──────── Entries

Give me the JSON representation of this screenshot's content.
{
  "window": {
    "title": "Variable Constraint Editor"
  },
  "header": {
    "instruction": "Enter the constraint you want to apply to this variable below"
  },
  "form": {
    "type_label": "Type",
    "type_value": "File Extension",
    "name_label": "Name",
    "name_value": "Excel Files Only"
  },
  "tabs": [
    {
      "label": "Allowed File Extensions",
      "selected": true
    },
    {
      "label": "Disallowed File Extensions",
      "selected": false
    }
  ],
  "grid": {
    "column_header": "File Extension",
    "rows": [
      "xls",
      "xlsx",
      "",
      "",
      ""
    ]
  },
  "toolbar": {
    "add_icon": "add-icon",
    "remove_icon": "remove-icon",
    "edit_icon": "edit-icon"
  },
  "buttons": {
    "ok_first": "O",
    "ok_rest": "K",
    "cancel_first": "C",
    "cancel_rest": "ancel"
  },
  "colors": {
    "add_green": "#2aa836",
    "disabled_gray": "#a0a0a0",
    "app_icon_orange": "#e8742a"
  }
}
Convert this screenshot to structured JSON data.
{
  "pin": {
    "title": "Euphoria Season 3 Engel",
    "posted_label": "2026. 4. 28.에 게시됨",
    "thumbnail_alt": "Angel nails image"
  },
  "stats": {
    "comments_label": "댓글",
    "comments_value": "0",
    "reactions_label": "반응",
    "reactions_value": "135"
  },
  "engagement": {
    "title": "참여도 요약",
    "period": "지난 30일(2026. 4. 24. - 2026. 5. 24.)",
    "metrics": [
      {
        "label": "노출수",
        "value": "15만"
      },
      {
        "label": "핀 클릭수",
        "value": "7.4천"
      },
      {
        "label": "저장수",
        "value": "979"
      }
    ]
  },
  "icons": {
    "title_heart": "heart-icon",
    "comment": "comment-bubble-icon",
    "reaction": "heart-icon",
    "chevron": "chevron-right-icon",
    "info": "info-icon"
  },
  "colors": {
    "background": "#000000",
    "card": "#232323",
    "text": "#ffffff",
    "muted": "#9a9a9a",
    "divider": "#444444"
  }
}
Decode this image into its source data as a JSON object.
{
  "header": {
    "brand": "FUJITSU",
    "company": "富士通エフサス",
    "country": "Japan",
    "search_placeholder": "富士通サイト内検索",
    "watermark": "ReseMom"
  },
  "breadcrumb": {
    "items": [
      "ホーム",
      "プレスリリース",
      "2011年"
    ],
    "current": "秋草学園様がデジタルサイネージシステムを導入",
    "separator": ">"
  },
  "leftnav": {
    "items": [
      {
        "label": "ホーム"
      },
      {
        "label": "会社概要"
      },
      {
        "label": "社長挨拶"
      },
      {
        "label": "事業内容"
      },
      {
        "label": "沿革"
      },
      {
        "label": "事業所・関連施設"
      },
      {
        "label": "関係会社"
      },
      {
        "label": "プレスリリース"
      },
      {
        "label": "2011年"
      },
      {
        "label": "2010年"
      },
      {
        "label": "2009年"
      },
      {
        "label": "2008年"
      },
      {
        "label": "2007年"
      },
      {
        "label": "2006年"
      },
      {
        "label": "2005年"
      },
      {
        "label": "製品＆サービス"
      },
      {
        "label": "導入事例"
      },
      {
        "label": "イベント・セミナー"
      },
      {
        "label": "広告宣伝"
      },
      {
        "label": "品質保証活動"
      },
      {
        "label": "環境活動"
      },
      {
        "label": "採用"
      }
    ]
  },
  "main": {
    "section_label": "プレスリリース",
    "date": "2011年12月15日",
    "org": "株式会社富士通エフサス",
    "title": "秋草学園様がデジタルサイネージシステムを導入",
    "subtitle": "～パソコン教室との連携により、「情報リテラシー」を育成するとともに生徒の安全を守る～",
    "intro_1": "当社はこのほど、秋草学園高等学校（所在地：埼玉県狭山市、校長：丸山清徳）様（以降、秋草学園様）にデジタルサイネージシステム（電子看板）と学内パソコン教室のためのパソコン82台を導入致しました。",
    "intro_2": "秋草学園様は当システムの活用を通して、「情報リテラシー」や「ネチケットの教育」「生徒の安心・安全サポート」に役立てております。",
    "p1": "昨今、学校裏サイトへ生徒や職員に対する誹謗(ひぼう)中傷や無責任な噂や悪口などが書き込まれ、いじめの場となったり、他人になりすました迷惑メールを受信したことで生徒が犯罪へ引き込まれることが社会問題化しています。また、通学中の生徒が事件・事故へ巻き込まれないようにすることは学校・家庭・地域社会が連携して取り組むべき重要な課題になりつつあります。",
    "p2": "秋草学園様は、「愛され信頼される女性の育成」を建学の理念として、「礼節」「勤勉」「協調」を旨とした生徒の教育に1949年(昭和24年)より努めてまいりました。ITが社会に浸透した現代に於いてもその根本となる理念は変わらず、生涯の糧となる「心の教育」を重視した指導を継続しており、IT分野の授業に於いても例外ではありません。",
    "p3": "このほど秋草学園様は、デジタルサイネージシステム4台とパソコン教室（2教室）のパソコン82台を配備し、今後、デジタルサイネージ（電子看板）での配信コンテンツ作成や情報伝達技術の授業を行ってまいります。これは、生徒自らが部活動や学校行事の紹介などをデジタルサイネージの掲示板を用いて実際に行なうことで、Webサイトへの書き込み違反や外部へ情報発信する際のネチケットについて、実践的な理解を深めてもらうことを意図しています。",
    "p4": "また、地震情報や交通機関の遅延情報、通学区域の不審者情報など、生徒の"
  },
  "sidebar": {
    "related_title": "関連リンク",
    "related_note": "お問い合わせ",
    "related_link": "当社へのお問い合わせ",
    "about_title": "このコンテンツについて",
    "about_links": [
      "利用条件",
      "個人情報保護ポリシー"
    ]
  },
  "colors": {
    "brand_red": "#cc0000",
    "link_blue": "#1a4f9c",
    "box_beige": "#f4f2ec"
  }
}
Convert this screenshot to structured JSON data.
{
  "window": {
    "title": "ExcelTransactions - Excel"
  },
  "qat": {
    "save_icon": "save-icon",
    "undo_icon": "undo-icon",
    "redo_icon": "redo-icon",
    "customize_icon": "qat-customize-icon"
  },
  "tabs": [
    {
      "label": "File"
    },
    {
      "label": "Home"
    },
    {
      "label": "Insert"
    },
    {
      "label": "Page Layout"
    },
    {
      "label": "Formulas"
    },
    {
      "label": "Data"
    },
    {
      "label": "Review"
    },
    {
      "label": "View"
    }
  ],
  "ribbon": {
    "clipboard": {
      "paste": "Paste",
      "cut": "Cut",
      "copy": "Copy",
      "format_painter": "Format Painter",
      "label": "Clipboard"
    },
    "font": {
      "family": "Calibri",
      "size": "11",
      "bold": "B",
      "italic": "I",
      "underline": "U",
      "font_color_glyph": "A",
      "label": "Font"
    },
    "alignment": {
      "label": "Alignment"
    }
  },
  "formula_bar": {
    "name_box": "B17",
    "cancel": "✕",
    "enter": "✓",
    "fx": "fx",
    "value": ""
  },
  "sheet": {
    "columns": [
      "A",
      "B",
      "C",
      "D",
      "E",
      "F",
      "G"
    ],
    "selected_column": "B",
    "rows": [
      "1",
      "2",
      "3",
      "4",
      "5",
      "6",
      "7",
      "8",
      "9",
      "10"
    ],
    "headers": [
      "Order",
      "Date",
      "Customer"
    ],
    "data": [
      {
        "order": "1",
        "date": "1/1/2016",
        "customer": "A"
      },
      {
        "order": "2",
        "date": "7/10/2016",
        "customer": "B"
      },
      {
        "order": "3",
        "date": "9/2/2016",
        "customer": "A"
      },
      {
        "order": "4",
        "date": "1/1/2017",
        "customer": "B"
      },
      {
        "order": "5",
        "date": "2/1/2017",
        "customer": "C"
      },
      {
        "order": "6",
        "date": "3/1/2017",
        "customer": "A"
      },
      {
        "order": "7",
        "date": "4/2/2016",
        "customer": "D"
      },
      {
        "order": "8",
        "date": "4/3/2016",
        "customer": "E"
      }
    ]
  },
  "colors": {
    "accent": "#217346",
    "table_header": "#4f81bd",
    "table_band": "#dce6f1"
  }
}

────────────────

Count each line of the data where the word "情報リテラシー" appears, then reply with the total only.

• **Correct answer**: 2